**DATASET EXCERPTS:**
..........

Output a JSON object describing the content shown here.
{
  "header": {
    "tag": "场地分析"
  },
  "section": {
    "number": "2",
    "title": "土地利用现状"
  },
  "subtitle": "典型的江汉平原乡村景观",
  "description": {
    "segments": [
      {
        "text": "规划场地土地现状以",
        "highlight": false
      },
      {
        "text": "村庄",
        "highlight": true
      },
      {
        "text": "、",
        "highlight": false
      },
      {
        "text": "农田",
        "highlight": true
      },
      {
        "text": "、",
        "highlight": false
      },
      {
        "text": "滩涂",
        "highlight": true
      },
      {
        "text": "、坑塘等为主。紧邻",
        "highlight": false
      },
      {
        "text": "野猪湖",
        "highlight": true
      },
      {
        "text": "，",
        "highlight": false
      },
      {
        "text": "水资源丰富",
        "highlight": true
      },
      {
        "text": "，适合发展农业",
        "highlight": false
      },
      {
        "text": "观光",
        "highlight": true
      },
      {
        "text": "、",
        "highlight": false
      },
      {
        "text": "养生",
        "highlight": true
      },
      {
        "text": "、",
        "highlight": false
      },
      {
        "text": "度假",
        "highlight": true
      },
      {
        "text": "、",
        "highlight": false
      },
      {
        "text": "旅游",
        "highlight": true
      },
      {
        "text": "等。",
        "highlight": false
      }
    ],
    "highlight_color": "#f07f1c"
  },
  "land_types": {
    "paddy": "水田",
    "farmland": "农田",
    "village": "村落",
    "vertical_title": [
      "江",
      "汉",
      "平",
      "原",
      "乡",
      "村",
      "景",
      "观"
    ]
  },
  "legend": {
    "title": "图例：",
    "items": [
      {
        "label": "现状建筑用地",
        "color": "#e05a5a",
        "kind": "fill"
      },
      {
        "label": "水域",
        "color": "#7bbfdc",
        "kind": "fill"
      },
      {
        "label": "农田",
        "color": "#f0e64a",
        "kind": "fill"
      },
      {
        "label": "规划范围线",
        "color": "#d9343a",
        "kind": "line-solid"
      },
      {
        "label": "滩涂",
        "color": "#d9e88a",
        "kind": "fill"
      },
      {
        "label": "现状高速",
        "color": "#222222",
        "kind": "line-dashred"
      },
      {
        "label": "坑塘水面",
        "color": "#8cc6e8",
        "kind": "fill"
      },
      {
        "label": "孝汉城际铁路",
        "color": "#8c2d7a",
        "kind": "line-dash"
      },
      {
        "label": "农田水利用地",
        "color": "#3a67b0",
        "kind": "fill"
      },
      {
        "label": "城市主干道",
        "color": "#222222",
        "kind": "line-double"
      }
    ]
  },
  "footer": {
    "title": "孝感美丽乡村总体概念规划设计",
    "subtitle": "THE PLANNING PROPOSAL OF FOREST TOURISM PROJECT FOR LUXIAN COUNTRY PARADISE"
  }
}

..........

**DESCRIPTION OF THE TASK:** Extract the listing in its entirety and repeat it exactly.

**FULL ANSWER:**
Output a JSON object describing the content shown here.
{
  "header": {
    "tag": "场地分析"
  },
  "section": {
    "number": "2",
    "title": "土地利用现状"
  },
  "subtitle": "典型的江汉平原乡村景观",
  "description": {
    "segments": [
      {
        "text": "规划场地土地现状以",
        "highlight": false
      },
      {
        "text": "村庄",
        "highlight": true
      },
      {
        "text": "、",
        "highlight": false
      },
      {
        "text": "农田",
        "highlight": true
      },
      {
        "text": "、",
        "highlight": false
      },
      {
        "text": "滩涂",
        "highlight": true
      },
      {
        "text": "、坑塘等为主。紧邻",
        "highlight": false
      },
      {
        "text": "野猪湖",
        "highlight": true
      },
      {
        "text": "，",
        "highlight": false
      },
      {
        "text": "水资源丰富",
        "highlight": true
      },
      {
        "text": "，适合发展农业",
        "highlight": false
      },
      {
        "text": "观光",
        "highlight": true
      },
      {
        "text": "、",
        "highlight": false
      },
      {
        "text": "养生",
        "highlight": true
      },
      {
        "text": "、",
        "highlight": false
      },
      {
        "text": "度假",
        "highlight": true
      },
      {
        "text": "、",
        "highlight": false
      },
      {
        "text": "旅游",
        "highlight": true
      },
      {
        "text": "等。",
        "highlight": false
      }
    ],
    "highlight_color": "#f07f1c"
  },
  "land_types": {
    "paddy": "水田",
    "farmland": "农田",
    "village": "村落",
    "vertical_title": [
      "江",
      "汉",
      "平",
      "原",
      "乡",
      "村",
      "景",
      "观"
    ]
  },
  "legend": {
    "title": "图例：",
    "items": [
      {
        "label": "现状建筑用地",
        "color": "#e05a5a",
        "kind": "fill"
      },
      {
        "label": "水域",
        "color": "#7bbfdc",
        "kind": "fill"
      },
      {
        "label": "农田",
        "color": "#f0e64a",
        "kind": "fill"
      },
      {
        "label": "规划范围线",
        "color": "#d9343a",
        "kind": "line-solid"
      },
      {
        "label": "滩涂",
        "color": "#d9e88a",
        "kind": "fill"
      },
      {
        "label": "现状高速",
        "color": "#222222",
        "kind": "line-dashred"
      },
      {
        "label": "坑塘水面",
        "color": "#8cc6e8",
        "kind": "fill"
      },
      {
        "label": "孝汉城际铁路",
        "color": "#8c2d7a",
        "kind": "line-dash"
      },
      {
        "label": "农田水利用地",
        "color": "#3a67b0",
        "kind": "fill"
      },
      {
        "label": "城市主干道",
        "color": "#222222",
        "kind": "line-double"
      }
    ]
  },
  "footer": {
    "title": "孝感美丽乡村总体概念规划设计",
    "subtitle": "THE PLANNING PROPOSAL OF FOREST TOURISM PROJECT FOR LUXIAN COUNTRY PARADISE"
  }
}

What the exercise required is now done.